─── Material shown ───
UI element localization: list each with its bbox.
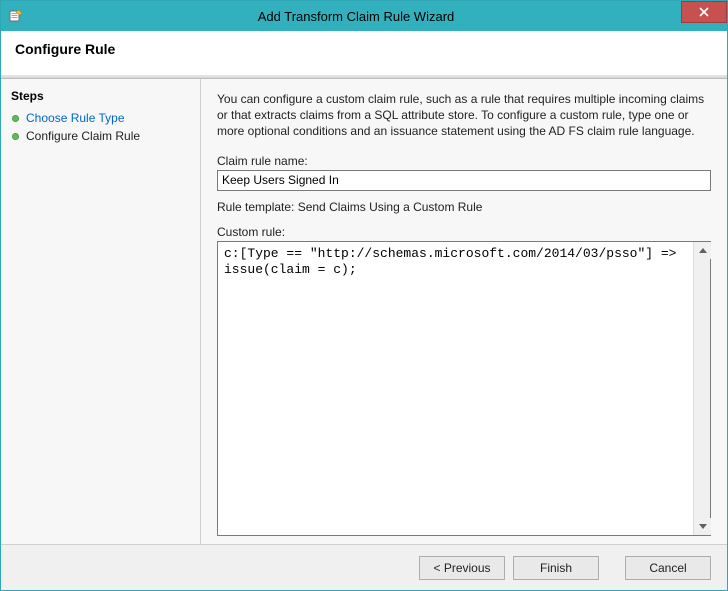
app-icon (1, 1, 31, 31)
close-button[interactable] (681, 1, 727, 23)
step-link[interactable]: Choose Rule Type (26, 111, 125, 125)
body: Steps Choose Rule Type Configure Claim R… (1, 79, 727, 544)
window-title: Add Transform Claim Rule Wizard (31, 9, 681, 24)
custom-rule-field (217, 241, 711, 536)
textarea-scrollbar[interactable] (693, 242, 710, 535)
step-choose-rule-type[interactable]: Choose Rule Type (11, 109, 190, 127)
claim-rule-name-input[interactable] (217, 170, 711, 191)
step-label-current: Configure Claim Rule (26, 129, 140, 143)
claim-rule-name-label: Claim rule name: (217, 154, 711, 168)
description-text: You can configure a custom claim rule, s… (217, 91, 711, 140)
main-panel: You can configure a custom claim rule, s… (201, 79, 727, 544)
bullet-icon (11, 132, 20, 141)
rule-template-text: Rule template: Send Claims Using a Custo… (217, 200, 711, 214)
footer: < Previous Finish Cancel (1, 544, 727, 590)
cancel-button[interactable]: Cancel (625, 556, 711, 580)
steps-sidebar: Steps Choose Rule Type Configure Claim R… (1, 79, 201, 544)
scroll-up-icon[interactable] (694, 242, 711, 259)
bullet-icon (11, 114, 20, 123)
steps-heading: Steps (11, 89, 190, 103)
previous-button[interactable]: < Previous (419, 556, 505, 580)
finish-button[interactable]: Finish (513, 556, 599, 580)
page-title: Configure Rule (15, 41, 713, 57)
custom-rule-label: Custom rule: (217, 225, 711, 239)
step-configure-claim-rule: Configure Claim Rule (11, 127, 190, 145)
wizard-window: Add Transform Claim Rule Wizard Configur… (0, 0, 728, 591)
custom-rule-textarea[interactable] (218, 242, 693, 535)
page-header: Configure Rule (1, 31, 727, 75)
scroll-down-icon[interactable] (694, 518, 711, 535)
titlebar: Add Transform Claim Rule Wizard (1, 1, 727, 31)
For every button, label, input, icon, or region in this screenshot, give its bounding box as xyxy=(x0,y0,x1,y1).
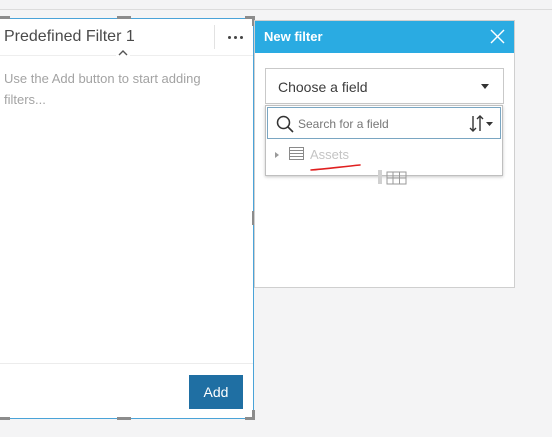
field-search-input[interactable] xyxy=(298,114,458,134)
more-horizontal-icon xyxy=(239,35,243,39)
new-filter-panel: New filter Choose a field Search for a f… xyxy=(254,20,515,288)
resize-handle-top-center[interactable] xyxy=(117,16,131,19)
empty-hint: Use the Add button to start adding filte… xyxy=(4,71,201,107)
resize-handle-bottom-center[interactable] xyxy=(117,417,131,420)
sort-icon xyxy=(469,115,493,132)
title-divider xyxy=(214,25,215,49)
new-filter-title: New filter xyxy=(264,29,323,44)
resize-handle-bottom-left[interactable] xyxy=(0,417,10,420)
empty-state-table-icon xyxy=(378,170,407,185)
top-rule xyxy=(0,9,552,10)
close-icon xyxy=(490,29,505,44)
dataset-label: Assets xyxy=(310,147,350,162)
new-filter-header: New filter xyxy=(255,21,514,53)
choose-field-label: Choose a field xyxy=(278,79,368,95)
footer-divider xyxy=(0,363,253,364)
sort-button[interactable] xyxy=(468,113,498,135)
add-button[interactable]: Add xyxy=(189,375,243,409)
canvas: Predefined Filter 1 Use the Add button t… xyxy=(0,0,552,437)
field-search-box xyxy=(267,107,501,139)
annotation-underline xyxy=(310,164,361,171)
dataset-item-assets[interactable]: Assets xyxy=(266,144,502,168)
caret-down-icon xyxy=(481,84,489,89)
table-icon xyxy=(289,147,304,160)
search-icon xyxy=(276,115,294,133)
resize-handle-bottom-right-side[interactable] xyxy=(252,410,255,420)
card-title: Predefined Filter 1 xyxy=(4,28,135,45)
more-horizontal-icon xyxy=(227,35,231,39)
more-horizontal-icon xyxy=(233,35,237,39)
collapse-button[interactable] xyxy=(116,48,130,58)
resize-handle-top-left[interactable] xyxy=(0,16,10,19)
close-button[interactable] xyxy=(489,28,506,45)
more-options-button[interactable] xyxy=(222,25,248,49)
caret-right-icon[interactable] xyxy=(275,152,279,158)
predefined-filter-card[interactable]: Predefined Filter 1 Use the Add button t… xyxy=(0,18,254,419)
chevron-up-icon xyxy=(118,50,128,56)
choose-field-select[interactable]: Choose a field xyxy=(265,68,504,104)
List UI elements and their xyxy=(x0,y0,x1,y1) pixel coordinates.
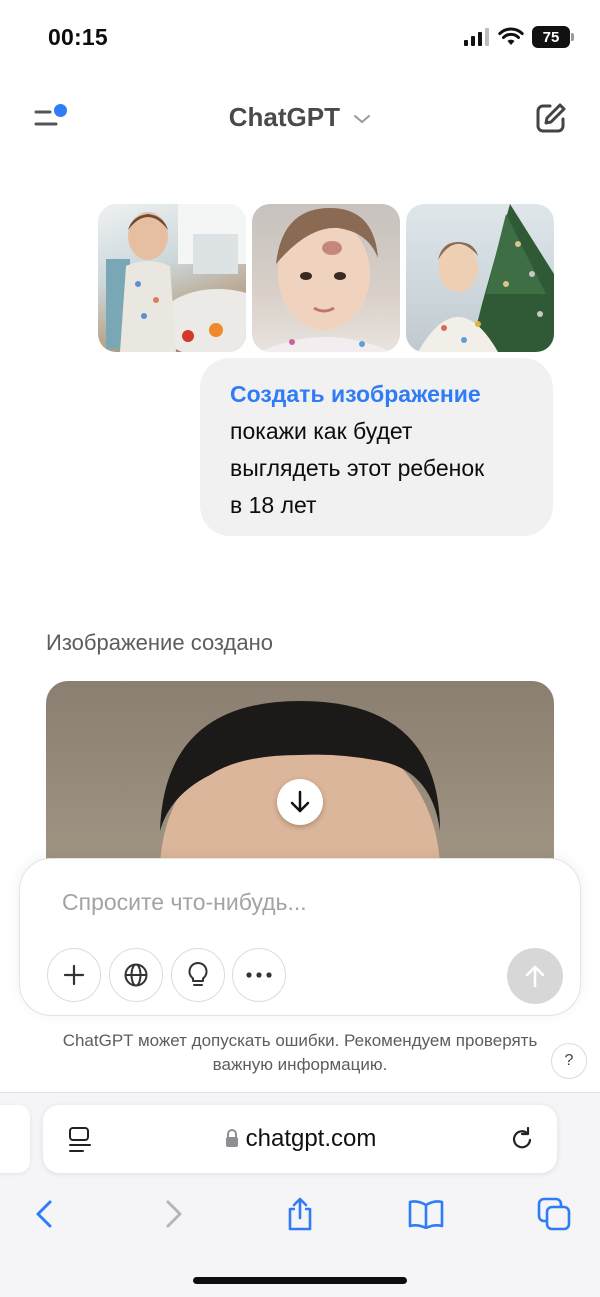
reason-button[interactable] xyxy=(171,948,225,1002)
status-time: 00:15 xyxy=(48,24,108,50)
back-button[interactable] xyxy=(24,1194,64,1234)
plus-icon xyxy=(63,964,85,986)
generated-portrait-image xyxy=(160,701,440,871)
app-title: ChatGPT xyxy=(228,102,340,132)
uploaded-photo[interactable] xyxy=(252,204,400,352)
tool-label[interactable]: Создать изображение xyxy=(230,376,527,413)
lock-icon xyxy=(225,1129,238,1147)
child-face-image xyxy=(260,208,392,352)
disclaimer-line-1: ChatGPT может допускать ошибки. Рекоменд… xyxy=(62,1031,538,1050)
reload-icon[interactable] xyxy=(509,1125,535,1153)
disclaimer-line-2: важную информацию. xyxy=(212,1055,388,1074)
url-text: chatgpt.com xyxy=(245,1125,377,1152)
ellipsis-icon xyxy=(246,972,272,978)
child-christmas-tree-image xyxy=(418,204,554,352)
arrow-up-icon xyxy=(525,965,545,988)
bookmarks-button[interactable] xyxy=(406,1194,446,1234)
web-search-button[interactable] xyxy=(109,948,163,1002)
chevron-down-icon xyxy=(354,115,371,124)
home-indicator xyxy=(193,1277,407,1284)
battery-indicator: 75 xyxy=(532,26,574,48)
forward-button[interactable] xyxy=(154,1194,194,1234)
uploaded-photo[interactable] xyxy=(98,204,246,352)
tabs-button[interactable] xyxy=(534,1194,574,1234)
message-composer: Спросите что-нибудь... xyxy=(19,858,581,1016)
share-icon xyxy=(288,1197,312,1231)
previous-tab[interactable] xyxy=(0,1105,30,1173)
user-message-text: покажи как будет выглядеть этот ребенок … xyxy=(230,418,485,518)
more-tools-button[interactable] xyxy=(232,948,286,1002)
image-created-status: Изображение создано xyxy=(46,630,273,655)
disclaimer: ChatGPT может допускать ошибки. Рекоменд… xyxy=(0,1029,600,1077)
help-button[interactable]: ? xyxy=(551,1043,587,1079)
generated-image[interactable] xyxy=(46,681,554,871)
url-host: chatgpt.com xyxy=(43,1125,557,1153)
attach-button[interactable] xyxy=(47,948,101,1002)
chevron-right-icon xyxy=(166,1200,182,1228)
lightbulb-icon xyxy=(188,961,208,986)
child-photo-image xyxy=(106,204,246,352)
uploaded-photo[interactable] xyxy=(406,204,554,352)
user-message-bubble: Создать изображение покажи как будет выг… xyxy=(200,358,553,536)
uploaded-images xyxy=(98,204,554,352)
scroll-down-button[interactable] xyxy=(277,779,323,825)
address-bar[interactable]: chatgpt.com xyxy=(43,1105,557,1173)
globe-icon xyxy=(124,963,148,987)
arrow-down-icon xyxy=(290,790,310,813)
tabs-icon xyxy=(537,1197,571,1231)
chevron-left-icon xyxy=(36,1200,52,1228)
model-selector[interactable]: ChatGPT xyxy=(0,102,600,133)
wifi-icon xyxy=(498,27,524,45)
book-icon xyxy=(408,1200,444,1229)
message-input[interactable]: Спросите что-нибудь... xyxy=(62,889,307,916)
compose-icon xyxy=(536,103,566,133)
status-icons: 75 xyxy=(464,26,574,48)
share-button[interactable] xyxy=(280,1194,320,1234)
new-chat-button[interactable] xyxy=(534,101,568,135)
send-button[interactable] xyxy=(507,948,563,1004)
cellular-signal-icon xyxy=(464,28,489,46)
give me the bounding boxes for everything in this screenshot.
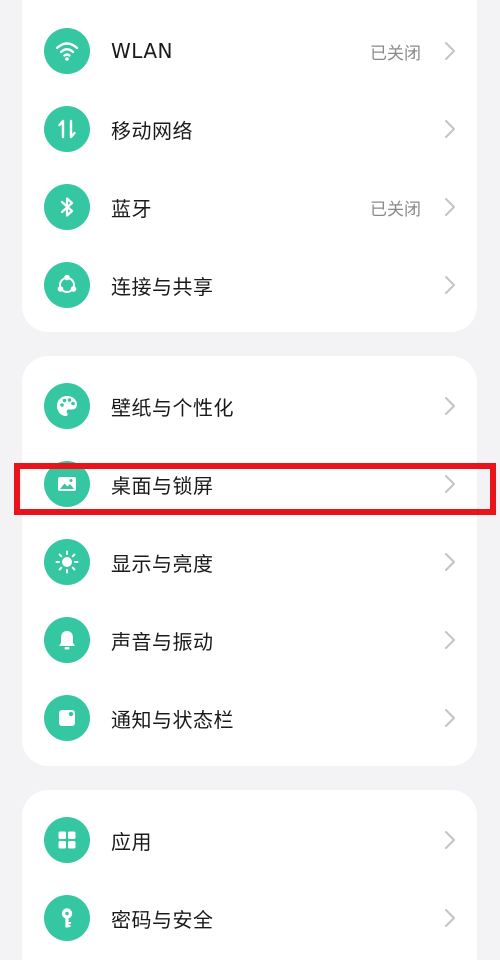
chevron-right-icon [445,276,455,294]
settings-screen: WLAN 已关闭 移动网络 蓝牙 已关闭 连接与共享 壁纸与个性化 桌面与锁屏 … [0,0,500,960]
wifi-icon [44,28,90,74]
mobile-data-icon [44,106,90,152]
chevron-right-icon [445,709,455,727]
settings-item-label: 声音与振动 [111,629,214,654]
bluetooth-icon [44,184,90,230]
settings-item-notifications-status-bar[interactable]: 通知与状态栏 [22,679,477,757]
settings-item-label: 密码与安全 [111,907,214,932]
settings-item-label: WLAN [111,39,174,63]
settings-item-sound-vibration[interactable]: 声音与振动 [22,601,477,679]
chevron-right-icon [445,475,455,493]
status-text: 已关闭 [370,43,421,64]
settings-item-password-security[interactable]: 密码与安全 [22,879,477,957]
chevron-right-icon [445,831,455,849]
apps-security-group: 应用 密码与安全 [22,790,477,960]
settings-item-display-brightness[interactable]: 显示与亮度 [22,523,477,601]
share-icon [44,262,90,308]
chevron-right-icon [445,42,455,60]
chevron-right-icon [445,198,455,216]
settings-item-mobile-network[interactable]: 移动网络 [22,90,477,168]
status-text: 已关闭 [370,199,421,220]
settings-item-label: 应用 [111,829,152,854]
personalization-group: 壁纸与个性化 桌面与锁屏 显示与亮度 声音与振动 通知与状态栏 [22,356,477,766]
palette-icon [44,383,90,429]
settings-item-connection-sharing[interactable]: 连接与共享 [22,246,477,324]
settings-item-label: 显示与亮度 [111,551,214,576]
apps-grid-icon [44,817,90,863]
chevron-right-icon [445,397,455,415]
chevron-right-icon [445,631,455,649]
settings-item-wallpaper[interactable]: 壁纸与个性化 [22,367,477,445]
settings-item-label: 连接与共享 [111,274,214,299]
settings-item-label: 壁纸与个性化 [111,395,234,420]
connectivity-group: WLAN 已关闭 移动网络 蓝牙 已关闭 连接与共享 [22,0,477,332]
notification-icon [44,695,90,741]
settings-item-label: 蓝牙 [111,196,152,221]
settings-item-apps[interactable]: 应用 [22,801,477,879]
sun-icon [44,539,90,585]
chevron-right-icon [445,120,455,138]
image-icon [44,461,90,507]
settings-item-bluetooth[interactable]: 蓝牙 已关闭 [22,168,477,246]
chevron-right-icon [445,909,455,927]
settings-item-label: 桌面与锁屏 [111,473,214,498]
bell-icon [44,617,90,663]
key-icon [44,895,90,941]
settings-item-label: 移动网络 [111,118,193,143]
settings-item-label: 通知与状态栏 [111,707,234,732]
chevron-right-icon [445,553,455,571]
settings-item-wlan[interactable]: WLAN 已关闭 [22,12,477,90]
settings-item-home-lock-screen[interactable]: 桌面与锁屏 [22,445,477,523]
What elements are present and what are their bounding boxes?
───
Copy out the records between the line holding "app-icon (1, 1, 31, 31)" and the line holding "step-label-current: Configure Claim", inclusive, keeping every character of each line unchanged.

● **Response to the task**:
app-icon (1, 1, 31, 31)
close-button[interactable] (681, 1, 727, 23)
step-link[interactable]: Choose Rule Type (26, 111, 125, 125)
body: Steps Choose Rule Type Configure Claim R… (1, 79, 727, 544)
window-title: Add Transform Claim Rule Wizard (31, 9, 681, 24)
custom-rule-field (217, 241, 711, 536)
textarea-scrollbar[interactable] (693, 242, 710, 535)
step-choose-rule-type[interactable]: Choose Rule Type (11, 109, 190, 127)
claim-rule-name-input[interactable] (217, 170, 711, 191)
step-label-current: Configure Claim Rule (26, 129, 140, 143)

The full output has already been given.